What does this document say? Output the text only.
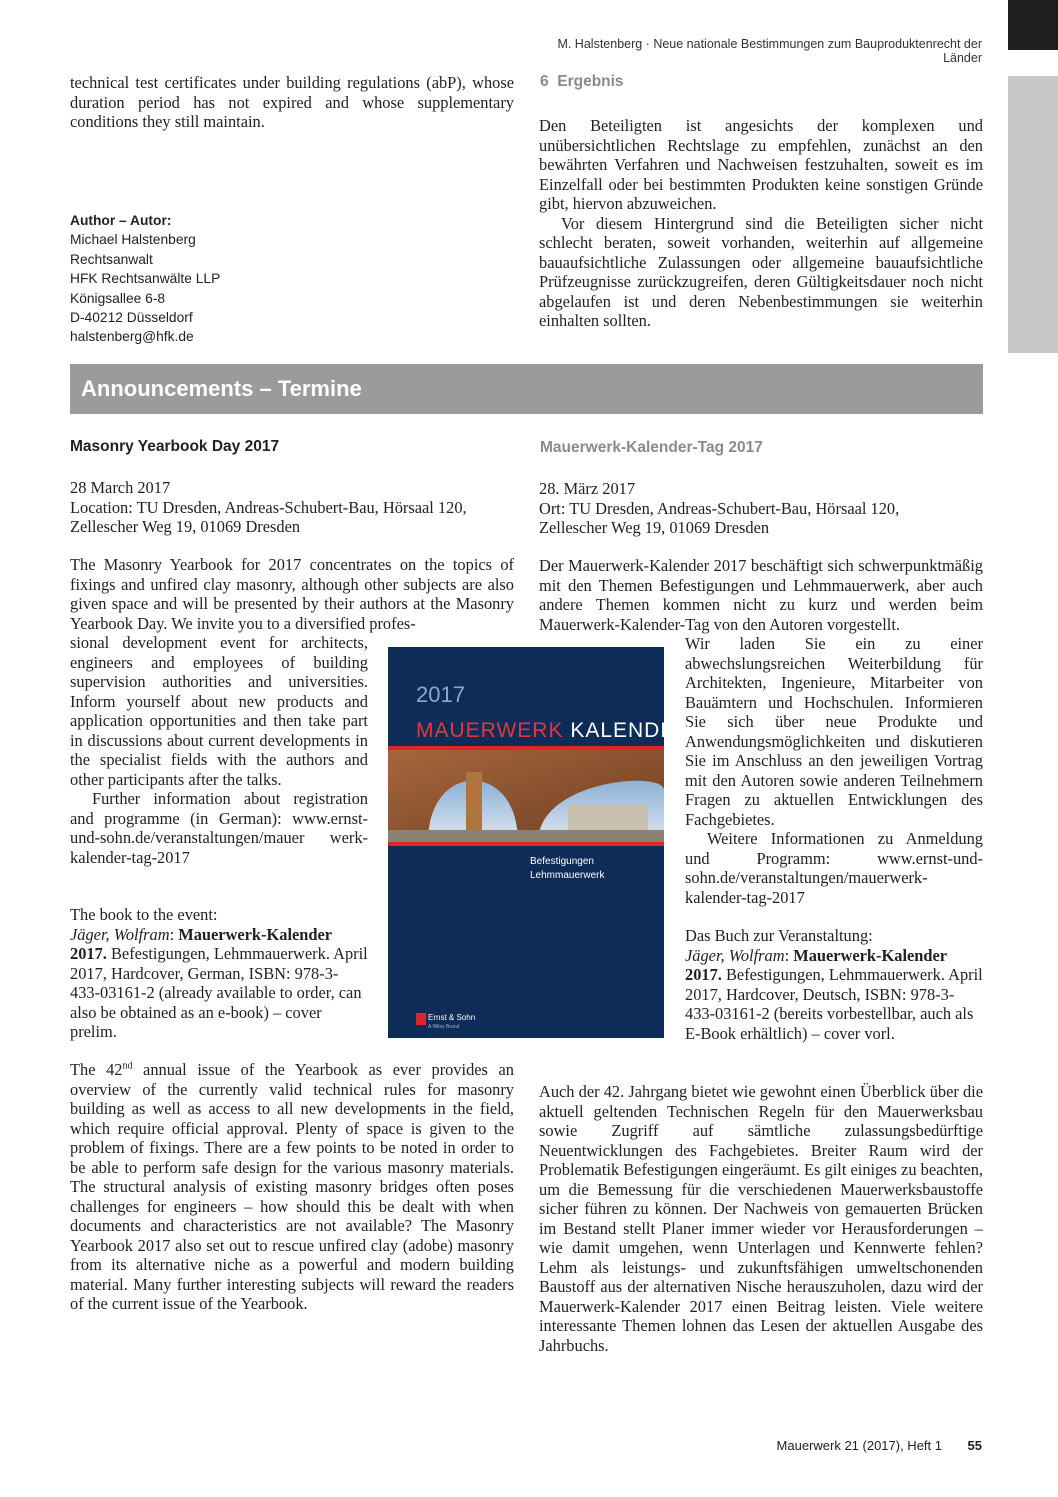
M. Halstenberg · Neue nationale Bestimmungen zum Bauproduktenrecht der Länder
technical test certificates under building regulations (abP), whose duration period has not expired and whose supplementary conditions they still maintain.

Author – Autor:

Michael Halstenberg

Rechtsanwalt

HFK Rechtsanwälte LLP

Königsallee 6-8

D-40212 Düsseldorf

halstenberg@hfk.de

6  Ergebnis

Den Beteiligten ist angesichts der komplexen und unübersichtlichen Rechtslage zu empfehlen, zunächst an den bewährten Verfahren und Nachweisen festzuhalten, soweit es im Einzelfall oder bei bestimmten Produkten keine sonstigen Gründe gibt, hiervon abzuweichen.

Vor diesem Hintergrund sind die Beteiligten sicher nicht schlecht beraten, soweit vorhanden, weiterhin auf allgemeine bauaufsichtliche Zulassungen oder allgemeine bauaufsichtliche Prüfzeugnisse zurückzugreifen, deren Gültigkeitsdauer noch nicht abgelaufen ist und deren Nebenbestimmungen sie weiterhin einhalten sollten.

Announcements – Termine
Masonry Yearbook Day 2017

28 March 2017

Location: TU Dresden, Andreas-Schubert-Bau, Hörsaal 120,

Zellescher Weg 19, 01069 Dresden

The Masonry Yearbook for 2017 concentrates on the topics of fixings and unfired clay masonry, although other subjects are also given space and will be presented by their authors at the Masonry Yearbook Day. We invite you to a diversified profes-

sional development event for architects, engineers and employees of building supervision authorities and universities. Inform yourself about new products and application opportunities and then take part in discussions about current developments in the specialist fields with the authors and other participants after the talks.

Further information about registration and programme (in German): www.ernst-und-sohn.de/veranstaltungen/mauer werk-kalender-tag-2017

The book to the event:

Jäger, Wolfram: Mauerwerk-Kalender 2017. Befestigungen, Lehmmauerwerk. April 2017, Hardcover, German, ISBN: 978-3-433-03161-2 (already available to order, can also be obtained as an e-book) – cover prelim.

The 42nd annual issue of the Yearbook as ever provides an overview of the currently valid technical rules for masonry building as well as access to all new developments in the field, which require official approval. Plenty of space is given to the problem of fixings. There are a few points to be noted in order to be able to perform safe design for the various masonry materials. The structural analysis of existing masonry bridges often poses challenges for engineers – how should this be dealt with when documents and characteristics are not available? The Masonry Yearbook 2017 also set out to rescue unfired clay (adobe) masonry from its alternative niche as a powerful and modern building material. Many further interesting subjects will reward the readers of the current issue of the Yearbook.
Mauerwerk-Kalender-Tag 2017

28. März 2017

Ort: TU Dresden, Andreas-Schubert-Bau, Hörsaal 120,

Zellescher Weg 19, 01069 Dresden

Der Mauerwerk-Kalender 2017 beschäftigt sich schwerpunktmäßig mit den Themen Befestigungen und Lehmmauerwerk, aber auch andere Themen kommen nicht zu kurz und werden beim Mauerwerk-Kalender-Tag von den Autoren vorgestellt.

Wir laden Sie ein zu einer abwechslungsreichen Weiterbildung für Architekten, Ingenieure, Mitarbeiter von Bauämtern und Hochschulen. Informieren Sie sich über neue Produkte und Anwendungsmöglichkeiten und diskutieren Sie im Anschluss an den jeweiligen Vortrag mit den Autoren sowie anderen Teilnehmern Fragen zu aktuellen Entwicklungen des Fachgebietes.

Weitere Informationen zu Anmeldung und Programm: www.ernst-und-sohn.de/veranstaltungen/mauerwerk-kalender-tag-2017

Das Buch zur Veranstaltung:

Jäger, Wolfram: Mauerwerk-Kalender 2017. Befestigungen, Lehmmauerwerk. April 2017, Hardcover, Deutsch, ISBN: 978-3-433-03161-2 (bereits vorbestellbar, auch als E-Book erhältlich) – cover vorl.

Auch der 42. Jahrgang bietet wie gewohnt einen Überblick über die aktuell geltenden Technischen Regeln für den Mauerwerksbau sowie Zugriff auf sämtliche zulassungsbedürftige Neuentwicklungen des Fachgebietes. Breiter Raum wird der Problematik Befestigungen eingeräumt. Es gilt einiges zu beachten, um die Bemessung für die verschiedenen Mauerwerksbaustoffe sicher führen zu können. Der Nachweis von gemauerten Brücken im Bestand stellt Planer immer wieder vor Herausforderungen – wie damit umgehen, wenn Unterlagen und Kennwerte fehlen? Lehm als leistungs- und zukunftsfähigen umweltschonenden Baustoff aus der alternativen Nische herauszuholen, dazu wird der Mauerwerk-Kalender 2017 einen Beitrag leisten. Viele weitere interessante Themen lohnen das Lesen der aktuellen Ausgabe des Jahrbuchs.
2017
MAUERWERK KALENDER
Befestigungen
Lehmmauerwerk
Ernst & Sohn
A Wiley Brand
Mauerwerk 21 (2017), Heft 1	55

> [Directions]: Transcribe all of the entries word for word, but skip any pictures they contain.

> [Exercise output]:
What does this document say? Output the text only.
M. Halstenberg · Neue nationale Bestimmungen zum Bauproduktenrecht der Länder
technical test certificates under building regulations (abP), whose duration period has not expired and whose supplementary conditions they still maintain.

Author – Autor:

Michael Halstenberg

Rechtsanwalt

HFK Rechtsanwälte LLP

Königsallee 6-8

D-40212 Düsseldorf

halstenberg@hfk.de

6  Ergebnis

Den Beteiligten ist angesichts der komplexen und unübersichtlichen Rechtslage zu empfehlen, zunächst an den bewährten Verfahren und Nachweisen festzuhalten, soweit es im Einzelfall oder bei bestimmten Produkten keine sonstigen Gründe gibt, hiervon abzuweichen.

Vor diesem Hintergrund sind die Beteiligten sicher nicht schlecht beraten, soweit vorhanden, weiterhin auf allgemeine bauaufsichtliche Zulassungen oder allgemeine bauaufsichtliche Prüfzeugnisse zurückzugreifen, deren Gültigkeitsdauer noch nicht abgelaufen ist und deren Nebenbestimmungen sie weiterhin einhalten sollten.

Announcements – Termine
Masonry Yearbook Day 2017

28 March 2017

Location: TU Dresden, Andreas-Schubert-Bau, Hörsaal 120,

Zellescher Weg 19, 01069 Dresden

The Masonry Yearbook for 2017 concentrates on the topics of fixings and unfired clay masonry, although other subjects are also given space and will be presented by their authors at the Masonry Yearbook Day. We invite you to a diversified profes-

sional development event for architects, engineers and employees of building supervision authorities and universities. Inform yourself about new products and application opportunities and then take part in discussions about current developments in the specialist fields with the authors and other participants after the talks.

Further information about registration and programme (in German): www.ernst-und-sohn.de/veranstaltungen/mauer werk-kalender-tag-2017

The book to the event:

Jäger, Wolfram: Mauerwerk-Kalender 2017. Befestigungen, Lehmmauerwerk. April 2017, Hardcover, German, ISBN: 978-3-433-03161-2 (already available to order, can also be obtained as an e-book) – cover prelim.

The 42nd annual issue of the Yearbook as ever provides an overview of the currently valid technical rules for masonry building as well as access to all new developments in the field, which require official approval. Plenty of space is given to the problem of fixings. There are a few points to be noted in order to be able to perform safe design for the various masonry materials. The structural analysis of existing masonry bridges often poses challenges for engineers – how should this be dealt with when documents and characteristics are not available? The Masonry Yearbook 2017 also set out to rescue unfired clay (adobe) masonry from its alternative niche as a powerful and modern building material. Many further interesting subjects will reward the readers of the current issue of the Yearbook.
Mauerwerk-Kalender-Tag 2017

28. März 2017

Ort: TU Dresden, Andreas-Schubert-Bau, Hörsaal 120,

Zellescher Weg 19, 01069 Dresden

Der Mauerwerk-Kalender 2017 beschäftigt sich schwerpunktmäßig mit den Themen Befestigungen und Lehmmauerwerk, aber auch andere Themen kommen nicht zu kurz und werden beim Mauerwerk-Kalender-Tag von den Autoren vorgestellt.

Wir laden Sie ein zu einer abwechslungsreichen Weiterbildung für Architekten, Ingenieure, Mitarbeiter von Bauämtern und Hochschulen. Informieren Sie sich über neue Produkte und Anwendungsmöglichkeiten und diskutieren Sie im Anschluss an den jeweiligen Vortrag mit den Autoren sowie anderen Teilnehmern Fragen zu aktuellen Entwicklungen des Fachgebietes.

Weitere Informationen zu Anmeldung und Programm: www.ernst-und-sohn.de/veranstaltungen/mauerwerk-kalender-tag-2017

Das Buch zur Veranstaltung:

Jäger, Wolfram: Mauerwerk-Kalender 2017. Befestigungen, Lehmmauerwerk. April 2017, Hardcover, Deutsch, ISBN: 978-3-433-03161-2 (bereits vorbestellbar, auch als E-Book erhältlich) – cover vorl.

Auch der 42. Jahrgang bietet wie gewohnt einen Überblick über die aktuell geltenden Technischen Regeln für den Mauerwerksbau sowie Zugriff auf sämtliche zulassungsbedürftige Neuentwicklungen des Fachgebietes. Breiter Raum wird der Problematik Befestigungen eingeräumt. Es gilt einiges zu beachten, um die Bemessung für die verschiedenen Mauerwerksbaustoffe sicher führen zu können. Der Nachweis von gemauerten Brücken im Bestand stellt Planer immer wieder vor Herausforderungen – wie damit umgehen, wenn Unterlagen und Kennwerte fehlen? Lehm als leistungs- und zukunftsfähigen umweltschonenden Baustoff aus der alternativen Nische herauszuholen, dazu wird der Mauerwerk-Kalender 2017 einen Beitrag leisten. Viele weitere interessante Themen lohnen das Lesen der aktuellen Ausgabe des Jahrbuchs.
2017
MAUERWERK KALENDER
Befestigungen
Lehmmauerwerk
Ernst & Sohn
A Wiley Brand
Mauerwerk 21 (2017), Heft 1	55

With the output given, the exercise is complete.